TASK INSTRUCTIONS:
1) From the forum thread about a bad Lyft ride, return the passage that begins at the words "When I pick-up" and stops after the words "don't understand that..".
2) Answer these questions using the forum thread about a bad Lyft ride:
(a) What destination was MR5STAR trying to reach from Arlington?
(b) For how many years did painfreepc drive a taxi?
(c) In what city does painfreepc say they live?

GIVEN TEXT:
════

# Took a terrible LYFT last weekend



## MR5STAR (May 18, 2015)

i request a lyft from arlington teying to go to nationals park. Foreign guy rolls up in a fully loaded Infinity qx80... Couldnt even pull up to my pick up location, called from a street over. Missed the first turn that would get us going in the right direction... Google maps took him toward a closed route during rush hour, got stuck in traffic headed north on rock creek... I just asked to get out, worst ride of my life.


----------



## painfreepc (Jul 17, 2014)

MR5STAR said:


> i request a lyft from arlington teying to go to nationals park. Foreign guy rolls up in a fully loaded Infinity qx80... Couldnt even pull up to my pick up location, called from a street over. Missed the first turn that would get us going in the right direction... Google maps took him toward a closed route during rush hour, got stuck in traffic headed north on rock creek... I just asked to get out, worst ride of my life.


Worst Passenger of his Life..


----------



## MR5STAR (May 18, 2015)

Hopefully last passenger of his life.


----------



## painfreepc (Jul 17, 2014)

MR5STAR said:


> Hopefully last passenger of his life.


Hopefully you will uninstall and call a local taxi driver.


----------



## MR5STAR (May 18, 2015)

Anything but that.


----------



## painfreepc (Jul 17, 2014)

MR5STAR said:


> Anything but that.


Is that not what you are looking for, A driver with local city knowledge, well for that you need a local taxi driver.

When I pick-up in riverside and corona CA, I very rarely start the GPS, it is often said to me "you are the first driver not to use GPS"

I reply, I have knowledge of those two cities because I drove taxi for 11 years, someone who just downloaded an app and doing transportation for the first time may not have knowledge of your city, but you Passengers don't understand that..


----------



## MR5STAR (May 18, 2015)

Thats why the rating system is good, we can weed out the pretenders.


----------



## painfreepc (Jul 17, 2014)

MR5STAR said:


> Thats why the rating system is good, we can weed out the pretenders.


Well another a-hole passenger, you think everyone that picks you up, lives in your local area, I live in San Bernardino CA, have many times droped passengers as far north-west as Encino Ca, I'm I suppose too dead head back to San Bernardino, before going back online.

To all Uber/lyft driver's always one star a-hole passengers, so we know not to pick-up..


----------



## MR5STAR (May 18, 2015)

Ur not getting the point. He couldn't even follow gps directions... A driver should be able to get to popular landmarks easily such as baseball stadium.


----------



## leroy jenkins (May 27, 2015)

*** I just asked to get out, worst ride of my life.***

lmfao, dallas has some of the lowest rates in the country. what do you (or Lyft HQ) expect?

company pay peanuts? you get ******ed monkeys and masochist idiots like me that drive only cuz my car is paid off (but probably not for long).


----------



## Honkadonk (Jul 20, 2015)

I know my area pretty well. I know my STATE pretty well. That doesn't mean I'm completely familiar with every city and area. GPS is helpful but also ****s you up sometimes. The direction/map can be unclear with exactly which road to take (especially when it lags). If you have an exit with multiple turns it is occasionally unclear of which way to keep, etc.

════

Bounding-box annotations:
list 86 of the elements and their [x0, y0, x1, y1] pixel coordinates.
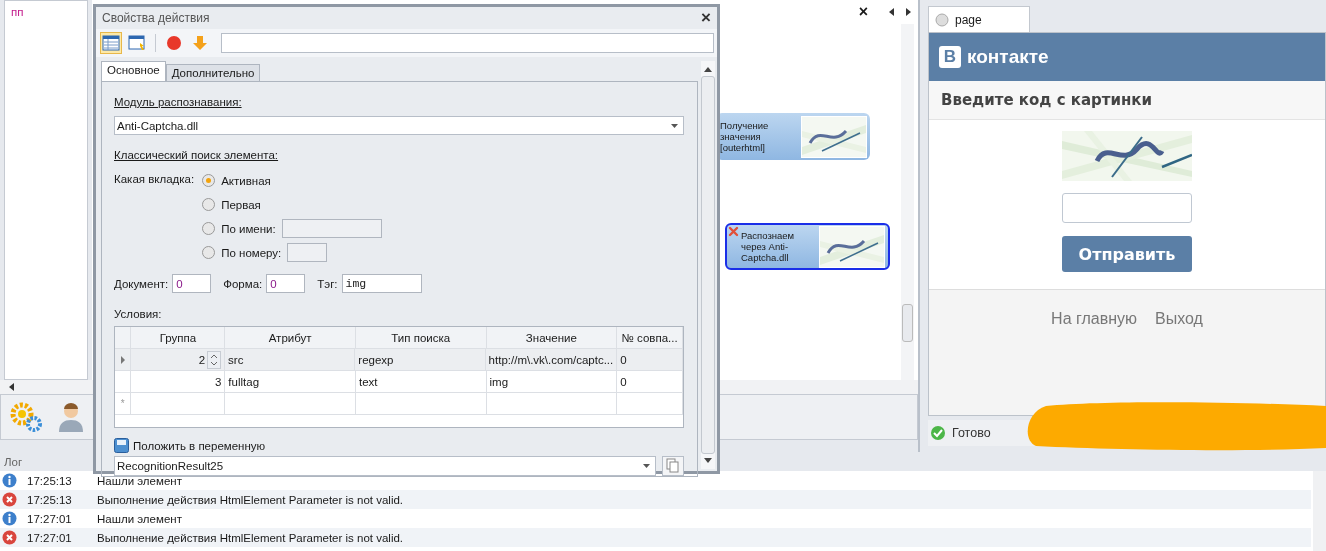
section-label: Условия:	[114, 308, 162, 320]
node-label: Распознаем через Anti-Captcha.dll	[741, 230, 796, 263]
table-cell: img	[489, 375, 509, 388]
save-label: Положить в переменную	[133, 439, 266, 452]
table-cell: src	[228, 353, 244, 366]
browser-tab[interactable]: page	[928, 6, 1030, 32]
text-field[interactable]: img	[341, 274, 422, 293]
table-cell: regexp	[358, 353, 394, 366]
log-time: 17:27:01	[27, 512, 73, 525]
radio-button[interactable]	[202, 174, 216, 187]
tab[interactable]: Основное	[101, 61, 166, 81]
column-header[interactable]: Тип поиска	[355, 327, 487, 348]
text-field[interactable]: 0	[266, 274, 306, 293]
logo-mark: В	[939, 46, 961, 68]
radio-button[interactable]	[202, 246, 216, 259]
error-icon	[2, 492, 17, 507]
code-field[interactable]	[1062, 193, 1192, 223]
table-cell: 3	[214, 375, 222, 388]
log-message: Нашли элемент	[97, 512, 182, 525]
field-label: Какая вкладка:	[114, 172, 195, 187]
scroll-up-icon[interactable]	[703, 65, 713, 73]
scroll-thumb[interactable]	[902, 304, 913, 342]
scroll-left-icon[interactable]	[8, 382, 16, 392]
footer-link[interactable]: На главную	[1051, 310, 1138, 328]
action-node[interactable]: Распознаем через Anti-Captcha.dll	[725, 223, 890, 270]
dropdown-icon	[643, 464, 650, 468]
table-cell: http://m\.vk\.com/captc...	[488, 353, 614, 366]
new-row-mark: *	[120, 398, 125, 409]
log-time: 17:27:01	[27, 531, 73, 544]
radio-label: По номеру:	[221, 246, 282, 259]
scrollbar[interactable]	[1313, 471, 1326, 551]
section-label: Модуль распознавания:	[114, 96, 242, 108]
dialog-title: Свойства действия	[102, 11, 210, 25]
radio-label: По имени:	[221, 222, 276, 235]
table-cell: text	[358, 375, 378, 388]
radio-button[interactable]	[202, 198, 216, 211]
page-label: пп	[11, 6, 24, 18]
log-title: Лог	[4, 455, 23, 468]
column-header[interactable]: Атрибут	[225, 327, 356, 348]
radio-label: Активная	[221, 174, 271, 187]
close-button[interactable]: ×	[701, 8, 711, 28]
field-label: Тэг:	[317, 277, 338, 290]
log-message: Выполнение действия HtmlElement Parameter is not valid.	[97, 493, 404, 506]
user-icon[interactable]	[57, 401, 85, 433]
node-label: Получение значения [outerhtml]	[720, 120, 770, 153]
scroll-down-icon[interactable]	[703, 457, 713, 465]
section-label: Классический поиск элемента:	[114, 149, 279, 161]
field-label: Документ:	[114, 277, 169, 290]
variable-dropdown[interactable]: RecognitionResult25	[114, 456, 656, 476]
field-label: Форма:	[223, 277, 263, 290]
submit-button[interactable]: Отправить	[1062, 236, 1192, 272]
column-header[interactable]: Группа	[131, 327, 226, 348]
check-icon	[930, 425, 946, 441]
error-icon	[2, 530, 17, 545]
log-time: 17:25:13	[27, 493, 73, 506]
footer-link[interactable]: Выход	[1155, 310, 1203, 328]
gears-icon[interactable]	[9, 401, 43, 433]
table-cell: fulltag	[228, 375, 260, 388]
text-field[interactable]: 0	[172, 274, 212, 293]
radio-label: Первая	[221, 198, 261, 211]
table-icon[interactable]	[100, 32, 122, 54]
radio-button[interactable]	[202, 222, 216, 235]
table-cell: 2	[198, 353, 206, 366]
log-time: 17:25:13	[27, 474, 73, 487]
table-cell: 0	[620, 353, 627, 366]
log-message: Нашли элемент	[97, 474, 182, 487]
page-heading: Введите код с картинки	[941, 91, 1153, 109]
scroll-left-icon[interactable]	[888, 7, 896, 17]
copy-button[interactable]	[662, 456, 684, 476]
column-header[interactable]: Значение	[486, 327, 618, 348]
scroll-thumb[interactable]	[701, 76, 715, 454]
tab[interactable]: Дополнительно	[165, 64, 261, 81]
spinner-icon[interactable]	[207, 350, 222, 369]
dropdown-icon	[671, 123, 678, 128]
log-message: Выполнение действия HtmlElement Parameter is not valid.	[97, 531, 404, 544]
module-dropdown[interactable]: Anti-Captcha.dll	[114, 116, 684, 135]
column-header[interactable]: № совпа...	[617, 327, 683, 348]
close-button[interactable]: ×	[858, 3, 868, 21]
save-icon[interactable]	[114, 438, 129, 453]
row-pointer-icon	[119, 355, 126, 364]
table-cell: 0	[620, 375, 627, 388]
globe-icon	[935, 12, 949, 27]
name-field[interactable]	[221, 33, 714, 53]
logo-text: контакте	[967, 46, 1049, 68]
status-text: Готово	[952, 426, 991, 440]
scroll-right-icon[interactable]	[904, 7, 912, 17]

════

ANSWERS PER TASK:
1)
When I pick-up in riverside and corona CA, I very rarely start the GPS, it is often said to me "you are the first driver not to use GPS"

I reply, I have knowledge of those two cities because I drove taxi for 11 years, someone who just downloaded an app and doing transportation for the first time may not have knowledge of your city, but you Passengers don't understand that..

2)
(a) Nationals Park
(b) 11 years
(c) San Bernardino, CA